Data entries
___

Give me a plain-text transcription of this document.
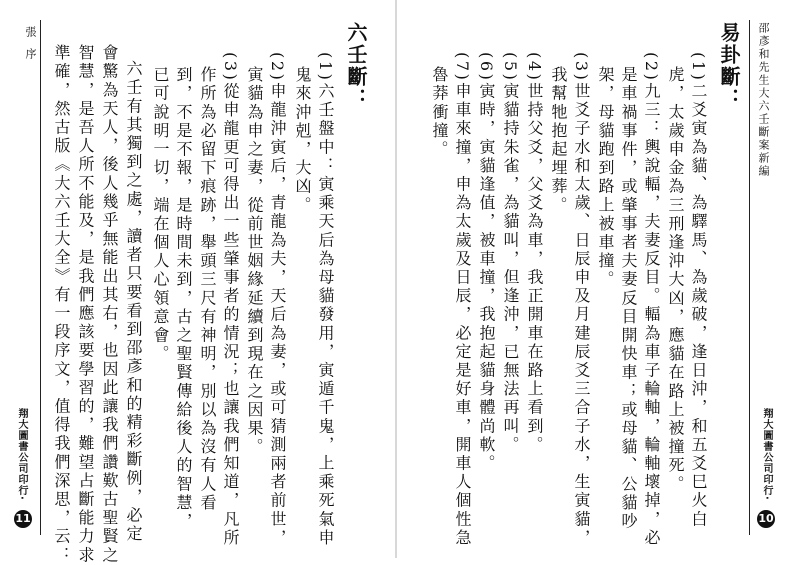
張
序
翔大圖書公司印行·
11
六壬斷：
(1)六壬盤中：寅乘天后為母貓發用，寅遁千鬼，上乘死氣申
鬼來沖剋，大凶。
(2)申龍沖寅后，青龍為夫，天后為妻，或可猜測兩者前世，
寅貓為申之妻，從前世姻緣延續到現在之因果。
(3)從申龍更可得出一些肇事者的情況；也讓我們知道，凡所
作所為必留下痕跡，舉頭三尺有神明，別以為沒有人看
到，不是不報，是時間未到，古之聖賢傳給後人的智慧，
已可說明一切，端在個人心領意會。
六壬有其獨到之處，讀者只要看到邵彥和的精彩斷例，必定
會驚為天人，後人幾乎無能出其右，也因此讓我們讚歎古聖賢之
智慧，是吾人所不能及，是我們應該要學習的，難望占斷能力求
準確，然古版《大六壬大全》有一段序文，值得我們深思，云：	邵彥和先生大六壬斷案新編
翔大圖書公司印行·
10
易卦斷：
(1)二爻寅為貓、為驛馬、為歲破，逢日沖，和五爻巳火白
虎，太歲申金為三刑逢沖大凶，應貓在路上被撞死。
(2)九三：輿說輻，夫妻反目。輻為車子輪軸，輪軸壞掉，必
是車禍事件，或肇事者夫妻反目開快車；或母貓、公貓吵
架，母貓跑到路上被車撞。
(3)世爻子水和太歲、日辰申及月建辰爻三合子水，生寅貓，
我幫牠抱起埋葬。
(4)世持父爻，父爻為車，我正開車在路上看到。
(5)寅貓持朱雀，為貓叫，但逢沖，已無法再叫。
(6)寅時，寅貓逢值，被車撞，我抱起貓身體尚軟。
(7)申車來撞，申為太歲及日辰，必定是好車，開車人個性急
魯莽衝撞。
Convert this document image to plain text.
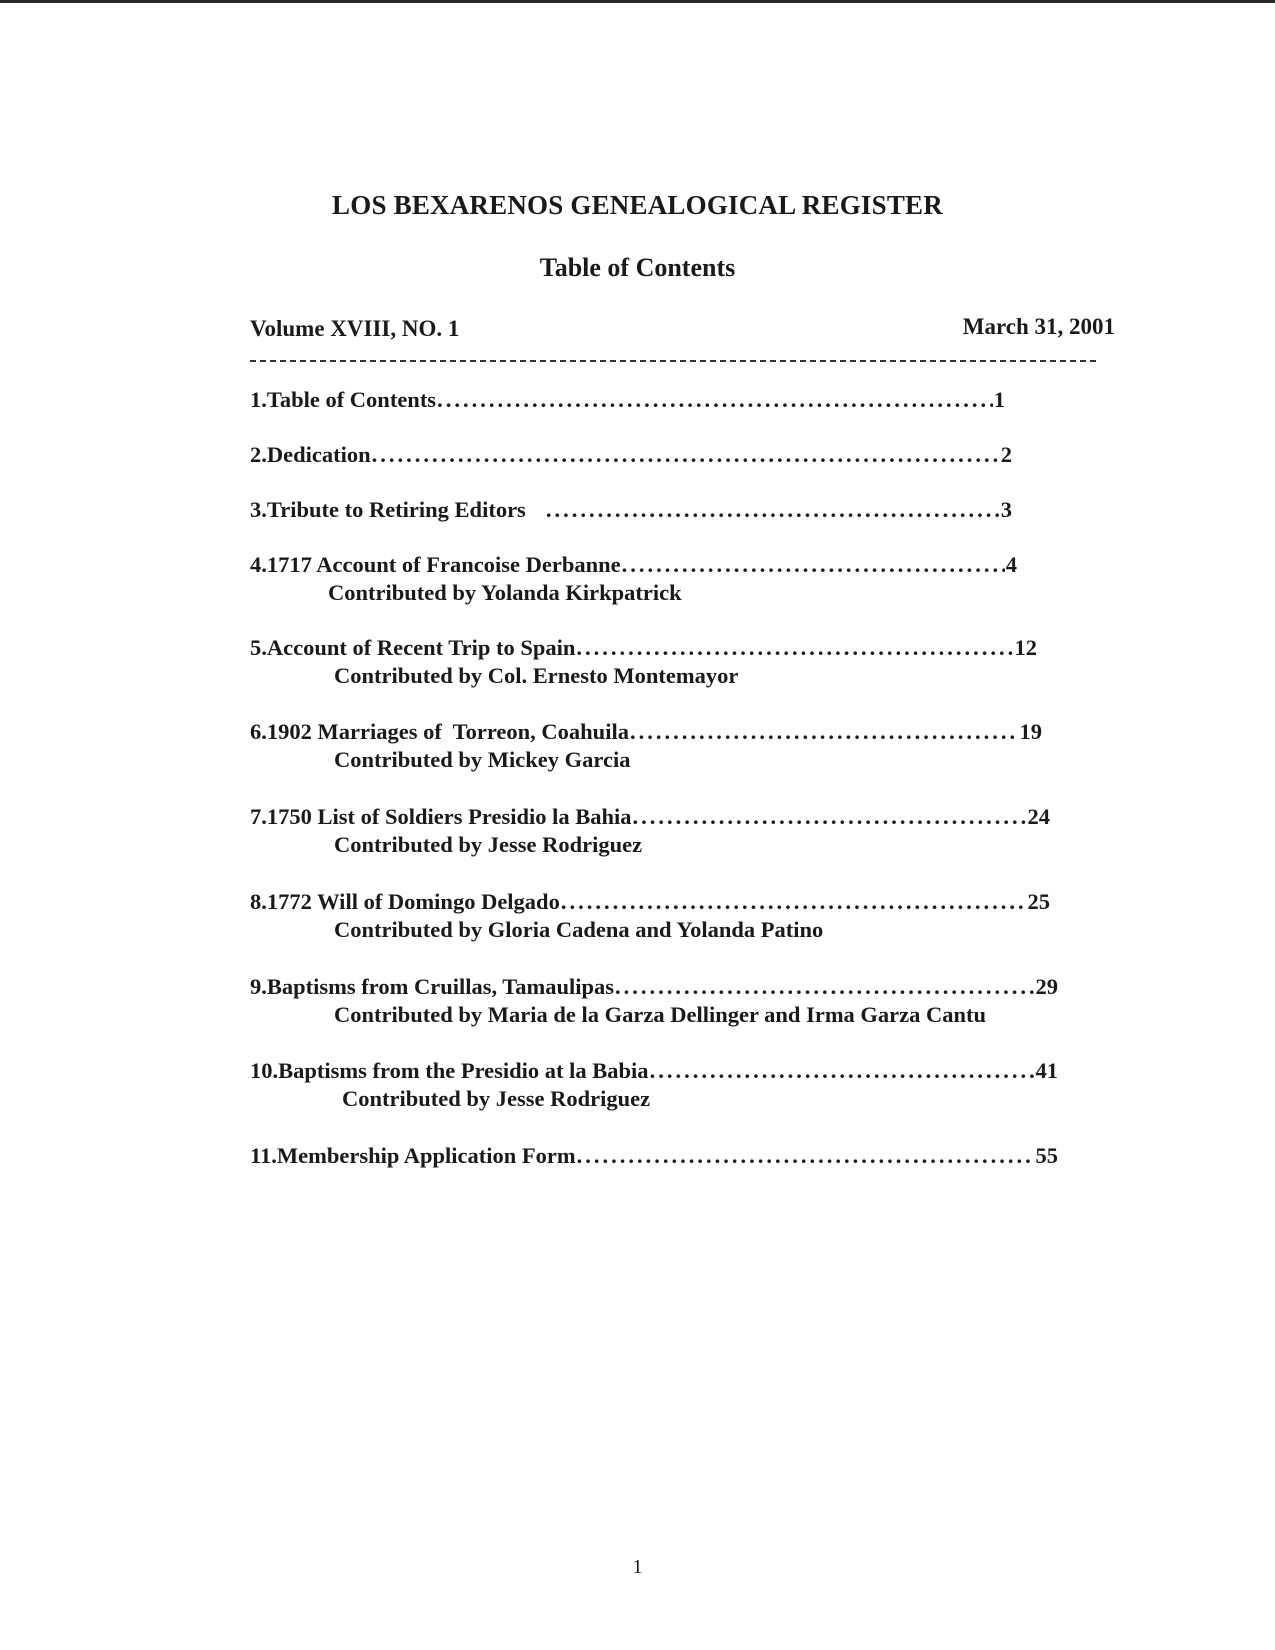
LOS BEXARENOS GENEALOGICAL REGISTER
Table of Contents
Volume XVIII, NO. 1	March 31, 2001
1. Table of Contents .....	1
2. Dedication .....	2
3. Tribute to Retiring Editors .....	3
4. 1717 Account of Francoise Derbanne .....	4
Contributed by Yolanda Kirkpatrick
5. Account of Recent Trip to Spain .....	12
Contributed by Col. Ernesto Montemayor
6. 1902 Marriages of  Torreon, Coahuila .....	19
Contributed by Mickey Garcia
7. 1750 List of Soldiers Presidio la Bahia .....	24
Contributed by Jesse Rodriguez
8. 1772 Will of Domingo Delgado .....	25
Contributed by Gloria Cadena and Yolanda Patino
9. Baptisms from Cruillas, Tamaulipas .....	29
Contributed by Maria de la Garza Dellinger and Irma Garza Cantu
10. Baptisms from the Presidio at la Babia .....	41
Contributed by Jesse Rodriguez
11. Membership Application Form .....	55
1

___

_STATED TASK_
Pictures don't belong in the copy. Transcribe every record exactly as it appears.

_OUTPUT OF THE EXERCISE_
Give me a plain-text transcription of this document.
張
序
翔大圖書公司印行·
11
六壬斷：
(1)六壬盤中：寅乘天后為母貓發用，寅遁千鬼，上乘死氣申
鬼來沖剋，大凶。
(2)申龍沖寅后，青龍為夫，天后為妻，或可猜測兩者前世，
寅貓為申之妻，從前世姻緣延續到現在之因果。
(3)從申龍更可得出一些肇事者的情況；也讓我們知道，凡所
作所為必留下痕跡，舉頭三尺有神明，別以為沒有人看
到，不是不報，是時間未到，古之聖賢傳給後人的智慧，
已可說明一切，端在個人心領意會。
六壬有其獨到之處，讀者只要看到邵彥和的精彩斷例，必定
會驚為天人，後人幾乎無能出其右，也因此讓我們讚歎古聖賢之
智慧，是吾人所不能及，是我們應該要學習的，難望占斷能力求
準確，然古版《大六壬大全》有一段序文，值得我們深思，云：	邵彥和先生大六壬斷案新編
翔大圖書公司印行·
10
易卦斷：
(1)二爻寅為貓、為驛馬、為歲破，逢日沖，和五爻巳火白
虎，太歲申金為三刑逢沖大凶，應貓在路上被撞死。
(2)九三：輿說輻，夫妻反目。輻為車子輪軸，輪軸壞掉，必
是車禍事件，或肇事者夫妻反目開快車；或母貓、公貓吵
架，母貓跑到路上被車撞。
(3)世爻子水和太歲、日辰申及月建辰爻三合子水，生寅貓，
我幫牠抱起埋葬。
(4)世持父爻，父爻為車，我正開車在路上看到。
(5)寅貓持朱雀，為貓叫，但逢沖，已無法再叫。
(6)寅時，寅貓逢值，被車撞，我抱起貓身體尚軟。
(7)申車來撞，申為太歲及日辰，必定是好車，開車人個性急
魯莽衝撞。
Convert this document image to plain text.
LOS BEXARENOS GENEALOGICAL REGISTER
Table of Contents
Volume XVIII, NO. 1	March 31, 2001
1. Table of Contents .....	1
2. Dedication .....	2
3. Tribute to Retiring Editors .....	3
4. 1717 Account of Francoise Derbanne .....	4
Contributed by Yolanda Kirkpatrick
5. Account of Recent Trip to Spain .....	12
Contributed by Col. Ernesto Montemayor
6. 1902 Marriages of  Torreon, Coahuila .....	19
Contributed by Mickey Garcia
7. 1750 List of Soldiers Presidio la Bahia .....	24
Contributed by Jesse Rodriguez
8. 1772 Will of Domingo Delgado .....	25
Contributed by Gloria Cadena and Yolanda Patino
9. Baptisms from Cruillas, Tamaulipas .....	29
Contributed by Maria de la Garza Dellinger and Irma Garza Cantu
10. Baptisms from the Presidio at la Babia .....	41
Contributed by Jesse Rodriguez
11. Membership Application Form .....	55
1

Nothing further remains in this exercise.